A run of records
+ + + + +

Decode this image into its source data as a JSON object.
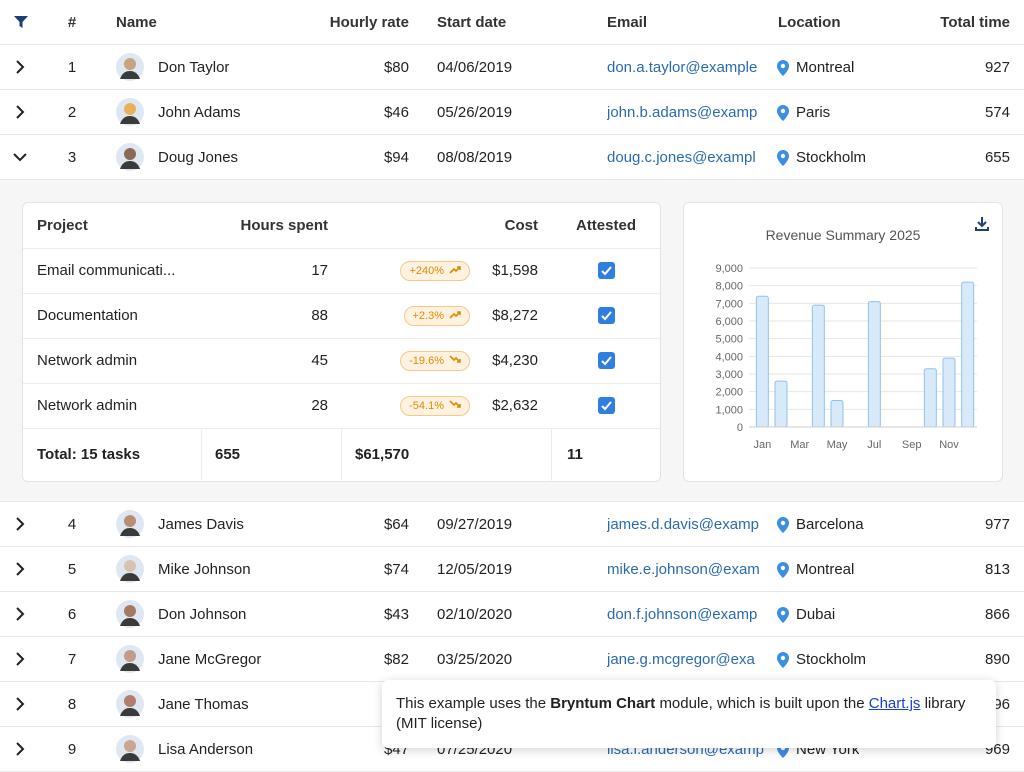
{
  "grid": {
    "columns": [
      "#",
      "Name",
      "Hourly rate",
      "Start date",
      "Email",
      "Location",
      "Total time"
    ],
    "rows": [
      {
        "num": 1,
        "name": "Don Taylor",
        "rate": "$80",
        "start": "04/06/2019",
        "email": "don.a.taylor@example",
        "location": "Montreal",
        "total": 927
      },
      {
        "num": 2,
        "name": "John Adams",
        "rate": "$46",
        "start": "05/26/2019",
        "email": "john.b.adams@examp",
        "location": "Paris",
        "total": 574
      },
      {
        "num": 3,
        "name": "Doug Jones",
        "rate": "$94",
        "start": "08/08/2019",
        "email": "doug.c.jones@exampl",
        "location": "Stockholm",
        "total": 655,
        "expanded": true
      },
      {
        "num": 4,
        "name": "James Davis",
        "rate": "$64",
        "start": "09/27/2019",
        "email": "james.d.davis@examp",
        "location": "Barcelona",
        "total": 977
      },
      {
        "num": 5,
        "name": "Mike Johnson",
        "rate": "$74",
        "start": "12/05/2019",
        "email": "mike.e.johnson@exam",
        "location": "Montreal",
        "total": 813
      },
      {
        "num": 6,
        "name": "Don Johnson",
        "rate": "$43",
        "start": "02/10/2020",
        "email": "don.f.johnson@examp",
        "location": "Dubai",
        "total": 866
      },
      {
        "num": 7,
        "name": "Jane McGregor",
        "rate": "$82",
        "start": "03/25/2020",
        "email": "jane.g.mcgregor@exa",
        "location": "Stockholm",
        "total": 890
      },
      {
        "num": 8,
        "name": "Jane Thomas",
        "total": 96
      },
      {
        "num": 9,
        "name": "Lisa Anderson",
        "rate": "$47",
        "start": "07/25/2020",
        "email": "lisa.i.anderson@examp",
        "location": "New York",
        "total": 969
      }
    ]
  },
  "detail": {
    "columns": [
      "Project",
      "Hours spent",
      "Cost",
      "Attested"
    ],
    "rows": [
      {
        "project": "Email communicati...",
        "hours": 17,
        "trend": "+240%",
        "trend_direction": "up",
        "cost": "$1,598",
        "attested": true
      },
      {
        "project": "Documentation",
        "hours": 88,
        "trend": "+2.3%",
        "trend_direction": "up",
        "cost": "$8,272",
        "attested": true
      },
      {
        "project": "Network admin",
        "hours": 45,
        "trend": "-19.6%",
        "trend_direction": "down",
        "cost": "$4,230",
        "attested": true
      },
      {
        "project": "Network admin",
        "hours": 28,
        "trend": "-54.1%",
        "trend_direction": "down",
        "cost": "$2,632",
        "attested": true
      }
    ],
    "footer": [
      "Total: 15 tasks",
      "655",
      "$61,570",
      "11"
    ]
  },
  "chart_data": {
    "type": "bar",
    "title": "Revenue Summary 2025",
    "categories": [
      "Jan",
      null,
      "Mar",
      null,
      "May",
      null,
      "Jul",
      null,
      "Sep",
      null,
      "Nov",
      null
    ],
    "values": [
      7400,
      2600,
      0,
      6900,
      1500,
      0,
      7100,
      0,
      0,
      3300,
      3900,
      8200
    ],
    "color": "#d8e9fa",
    "border_color": "#8fc2ef",
    "ylim": [
      0,
      9000
    ],
    "yticks": [
      0,
      {
        "value": 1000,
        "label": "1,000"
      },
      {
        "value": 2000,
        "label": "2,000"
      },
      {
        "value": 3000,
        "label": "3,000"
      },
      {
        "value": 4000,
        "label": "4,000"
      },
      {
        "value": 5000,
        "label": "5,000"
      },
      {
        "value": 6000,
        "label": "6,000"
      },
      {
        "value": 7000,
        "label": "7,000"
      },
      {
        "value": 8000,
        "label": "8,000"
      },
      {
        "value": 9000,
        "label": "9,000"
      }
    ],
    "grid": true
  },
  "notice": {
    "before": "This example uses the",
    "bold": "Bryntum Chart",
    "middle": "module, which is built upon the",
    "link": "Chart.js",
    "after": "library (MIT license)"
  }
}
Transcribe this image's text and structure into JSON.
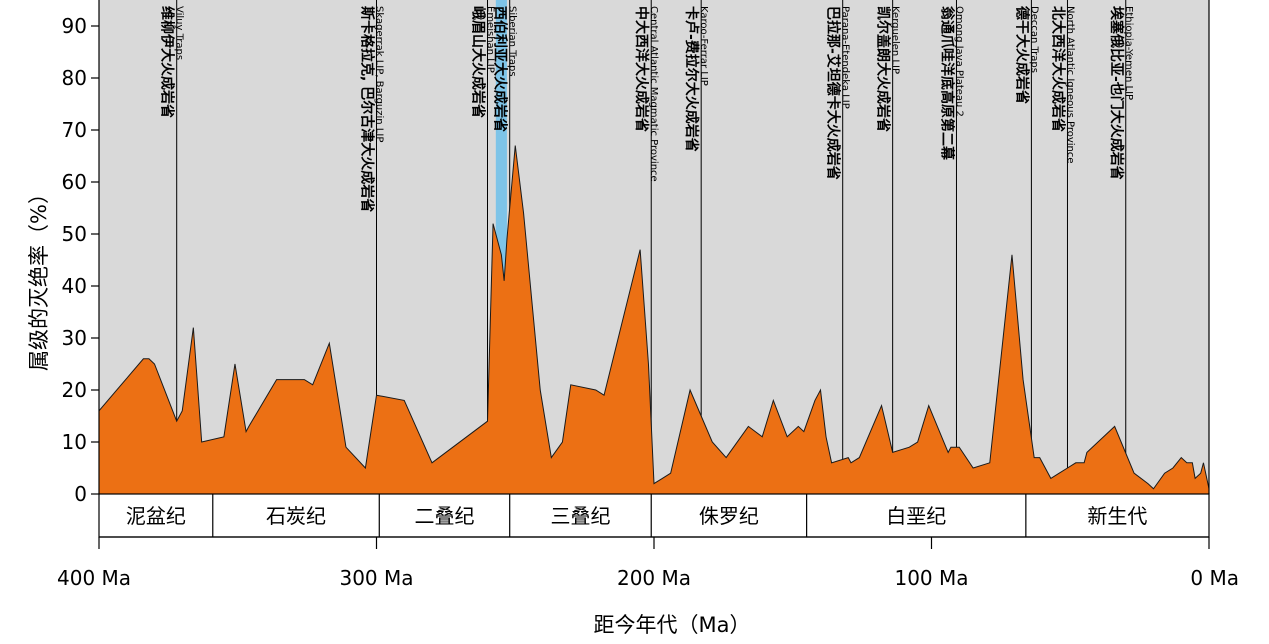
{
  "chart_data": {
    "type": "area",
    "xlabel": "距今年代（Ma）",
    "ylabel": "属级的灭绝率（%）",
    "xlim": [
      400,
      0
    ],
    "ylim": [
      0,
      95
    ],
    "x_ticks": [
      {
        "value": 400,
        "label": "400 Ma"
      },
      {
        "value": 300,
        "label": "300 Ma"
      },
      {
        "value": 200,
        "label": "200 Ma"
      },
      {
        "value": 100,
        "label": "100 Ma"
      },
      {
        "value": 0,
        "label": "0 Ma"
      }
    ],
    "y_ticks": [
      0,
      10,
      20,
      30,
      40,
      50,
      60,
      70,
      80,
      90
    ],
    "colors": {
      "area": "#ec7014",
      "background": "#d9d9d9",
      "highlight": "#7ec4e8",
      "lines": "#000000"
    },
    "highlight_range": [
      257,
      253
    ],
    "series": [
      {
        "x": [
          400,
          384,
          382,
          380,
          372,
          370,
          366,
          363,
          355,
          351,
          347,
          346,
          336,
          326,
          323,
          317,
          311,
          304,
          300,
          290,
          280,
          260,
          258,
          255,
          254,
          253,
          250,
          247,
          241,
          237,
          233,
          230,
          221,
          218,
          205,
          202,
          200,
          197,
          194,
          187,
          179,
          174,
          166,
          161,
          157,
          152,
          148,
          146,
          142,
          140,
          138,
          136,
          130,
          129,
          126,
          118,
          114,
          108,
          105,
          101,
          94,
          93,
          90,
          85,
          79,
          71,
          67,
          63,
          61,
          57,
          54,
          51,
          48,
          45,
          44,
          34,
          27,
          22,
          20,
          16,
          13,
          10,
          8,
          6,
          5,
          3,
          2,
          0
        ],
        "y": [
          16,
          26,
          26,
          25,
          14,
          16,
          32,
          10,
          11,
          25,
          12,
          13,
          22,
          22,
          21,
          29,
          9,
          5,
          19,
          18,
          6,
          14,
          52,
          46,
          41,
          49,
          67,
          54,
          20,
          7,
          10,
          21,
          20,
          19,
          47,
          25,
          2,
          3,
          4,
          20,
          10,
          7,
          13,
          11,
          18,
          11,
          13,
          12,
          18,
          20,
          11,
          6,
          7,
          6,
          7,
          17,
          8,
          9,
          10,
          17,
          8,
          9,
          9,
          5,
          6,
          46,
          22,
          7,
          7,
          3,
          4,
          5,
          6,
          6,
          8,
          13,
          4,
          2,
          1,
          4,
          5,
          7,
          6,
          6,
          3,
          4,
          6,
          1
        ]
      }
    ],
    "events": [
      {
        "x": 372,
        "zh": "维柳伊大火成岩省",
        "en": "Viluy Traps"
      },
      {
        "x": 300,
        "zh": "斯卡格拉克, 巴尔古津大火成岩省",
        "en": "Skagerrak LIP, Barguzin LIP"
      },
      {
        "x": 260,
        "zh": "峨眉山大火成岩省",
        "en": "Emeishan LIP"
      },
      {
        "x": 252,
        "zh": "西伯利亚大火成岩省",
        "en": "Siberian Traps"
      },
      {
        "x": 201,
        "zh": "中大西洋大火成岩省",
        "en": "Central Atlantic Magmatic Province"
      },
      {
        "x": 183,
        "zh": "卡卢-费拉尔大火成岩省",
        "en": "Karoo-Ferrar LIP"
      },
      {
        "x": 132,
        "zh": "巴拉那-艾坦德卡大火成岩省",
        "en": "Parana-Etendeka LIP"
      },
      {
        "x": 114,
        "zh": "凯尔盖朗大火成岩省",
        "en": "Kerguelen LIP"
      },
      {
        "x": 91,
        "zh": "翁通爪哇洋底高原第二幕",
        "en": "Omong Java Plateau 2"
      },
      {
        "x": 64,
        "zh": "德干大火成岩省",
        "en": "Deccan Traps"
      },
      {
        "x": 51,
        "zh": "北大西洋大火成岩省",
        "en": "North Atlantic Igneous Province"
      },
      {
        "x": 30,
        "zh": "埃塞俄比亚-也门大火成岩省",
        "en": "Ethiopia-Yemen LIP"
      }
    ],
    "periods": [
      {
        "name": "泥盆纪",
        "start": 400,
        "end": 359
      },
      {
        "name": "石炭纪",
        "start": 359,
        "end": 299
      },
      {
        "name": "二叠纪",
        "start": 299,
        "end": 252
      },
      {
        "name": "三叠纪",
        "start": 252,
        "end": 201
      },
      {
        "name": "侏罗纪",
        "start": 201,
        "end": 145
      },
      {
        "name": "白垩纪",
        "start": 145,
        "end": 66
      },
      {
        "name": "新生代",
        "start": 66,
        "end": 0
      }
    ]
  }
}
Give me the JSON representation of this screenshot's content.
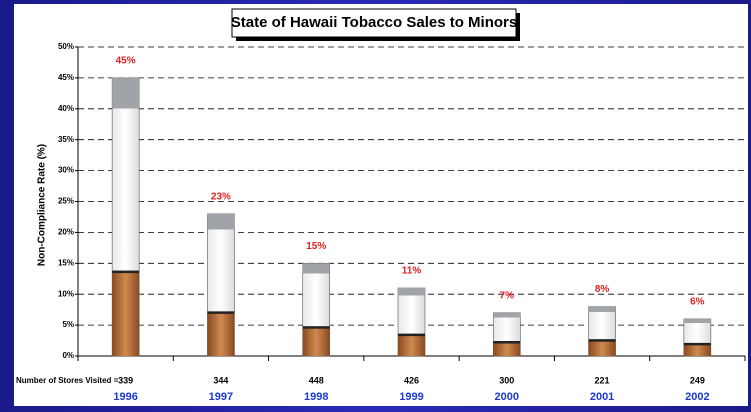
{
  "chart_data": {
    "type": "bar",
    "title": "State of Hawaii Tobacco Sales to Minors",
    "y_label": "Non-Compliance Rate (%)",
    "categories": [
      "1996",
      "1997",
      "1998",
      "1999",
      "2000",
      "2001",
      "2002"
    ],
    "values": [
      45,
      23,
      15,
      11,
      7,
      8,
      6
    ],
    "value_labels": [
      "45%",
      "23%",
      "15%",
      "11%",
      "7%",
      "8%",
      "6%"
    ],
    "stores_label": "Number of Stores Visited =",
    "stores": [
      339,
      344,
      448,
      426,
      300,
      221,
      249
    ],
    "ylim": [
      0,
      50
    ],
    "yticks": [
      {
        "value": 0,
        "label": "0%"
      },
      {
        "value": 5,
        "label": "5%"
      },
      {
        "value": 10,
        "label": "10%"
      },
      {
        "value": 15,
        "label": "15%"
      },
      {
        "value": 20,
        "label": "20%"
      },
      {
        "value": 25,
        "label": "25%"
      },
      {
        "value": 30,
        "label": "30%"
      },
      {
        "value": 35,
        "label": "35%"
      },
      {
        "value": 40,
        "label": "40%"
      },
      {
        "value": 45,
        "label": "45%"
      },
      {
        "value": 50,
        "label": "50%"
      }
    ],
    "grid": true
  }
}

+ + + + +

# [Task goal]
From the material above, count the lines that include "Atlantic" and give only the total.

# [Answer to this exercise]
2